_PREGUNTAS POR RESPONDER_.
A) Responde con base en el texto sobre el referendo del agua:
(i) ¿Cuántas firmas respaldaron la iniciativa popular presentada al Congreso?
(ii) Además de declarar el acceso al agua potable como derecho fundamental, ¿qué garantizaría la reforma?
(iii) ¿Qué ley lleva más de diez años de vigencia según el autor?
B) Prolonga el texto sobre el referendo del agua a partir de su última oración.

EL REFERENDO DEL AGUA Y BOGOTÁ
Aurelio Suárez Montoya, La Hoja de Bogotá, septiembre de 2008
Más de dos millones de firmas respaldaron una iniciativa popular al Congreso para disponer, acorde con una reforma constitucional, que el acceso al agua potable sea un derecho fundamental, garantizando un mínimo vital gratuito. Esa iniciativa -que debe aprobarse en un Referendo Popular convocado por el Legislativo- pone en entredicho la privatización de este servicio público domiciliario bajo sus distintas modalidades; bien mediante las concesiones para usufructo particular de la infraestructura o bien de la venta de los activos.
Luego de más de diez años de vigencia de la Ley 142 nadie puede negar el fracaso de la eficiencia externa del esquema privatizador. Me refiero al acceso efectivo de la población al agua, debido al alto costo de las tarifas, y a la calidad, ya que 12 millones de personas además de otros 13 que viven en las zonas rurales no cuentan con agua apta para el consumo. Sólo ha habido interés donde hay oportunidades de rentabilidad para los inversionistas privados; lo cual fue, en últimas, el quid de la reforma neoliberal al régimen de servicios públicos. En contraste con millones de deshidratados y enfermos, están los balances de las empresas y de firmas concesionarias con jugosas utilidades.

[Datos de segmentación de página]
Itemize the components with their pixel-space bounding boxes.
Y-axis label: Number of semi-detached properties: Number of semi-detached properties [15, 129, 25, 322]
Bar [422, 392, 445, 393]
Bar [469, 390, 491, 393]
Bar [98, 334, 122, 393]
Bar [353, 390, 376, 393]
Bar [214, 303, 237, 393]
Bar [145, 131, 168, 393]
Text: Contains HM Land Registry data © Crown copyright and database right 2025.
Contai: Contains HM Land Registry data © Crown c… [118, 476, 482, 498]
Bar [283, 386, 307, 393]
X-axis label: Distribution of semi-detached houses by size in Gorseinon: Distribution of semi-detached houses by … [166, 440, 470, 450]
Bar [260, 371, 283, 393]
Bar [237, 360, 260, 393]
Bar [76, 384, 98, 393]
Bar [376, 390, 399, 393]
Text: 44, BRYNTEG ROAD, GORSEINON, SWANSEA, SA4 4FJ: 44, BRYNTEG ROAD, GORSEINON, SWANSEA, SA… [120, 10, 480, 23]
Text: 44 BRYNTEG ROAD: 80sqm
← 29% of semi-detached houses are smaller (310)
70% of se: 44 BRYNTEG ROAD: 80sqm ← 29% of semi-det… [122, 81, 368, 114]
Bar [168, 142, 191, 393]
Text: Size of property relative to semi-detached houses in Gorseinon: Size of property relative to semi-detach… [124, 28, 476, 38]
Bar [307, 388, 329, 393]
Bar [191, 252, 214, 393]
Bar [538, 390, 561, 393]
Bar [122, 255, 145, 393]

_RESULTADOS POR TAREA_.
A)
(i) Más de dos millones de firmas.
(ii) Un mínimo vital gratuito.
(iii) La Ley 142.

B)
Bogotá es el ejemplo. El cobro por metro cúbico básico de agua para el estrato tres, el más numeroso, ha tenido un alza exorbitante. En 1995, cuando valía $170, equivalía al 2,8% del ingreso promedio diario por habitante; para 2007, cuando había subido a $1.736, absorbía un porcentaje cercano al 9% de dicho ingreso. El incremento, en valores nominales, es del 1.000% y la consecuencia primera es que uno de cada ocho suscriptores del servicio permanece suspendido.
A hogares y empresas de Bogotá se les factura el agua más cara del país mientras que el costo, a través de contratos de “burro amarado”, de mantener tanto los concesionarios privados de operaciones técnicas y comerciales en las cinco zonas en las cuales se dividió el acueducto capitalino como al consorcio que explota la planta de tratamiento de Tibitoc, es de más de 100 millones de dólares anuales. Y, peor todavía, en tanto la EAAB le coloca al sistema financiero local para “apalancarlo” más de un billón de pesos en depósitos anuales, los usuarios nada derivan de tal ejercicio. Hay razones de sobra para exigir la convocatoria del Referendo del agua y para votarlo afirmativamente.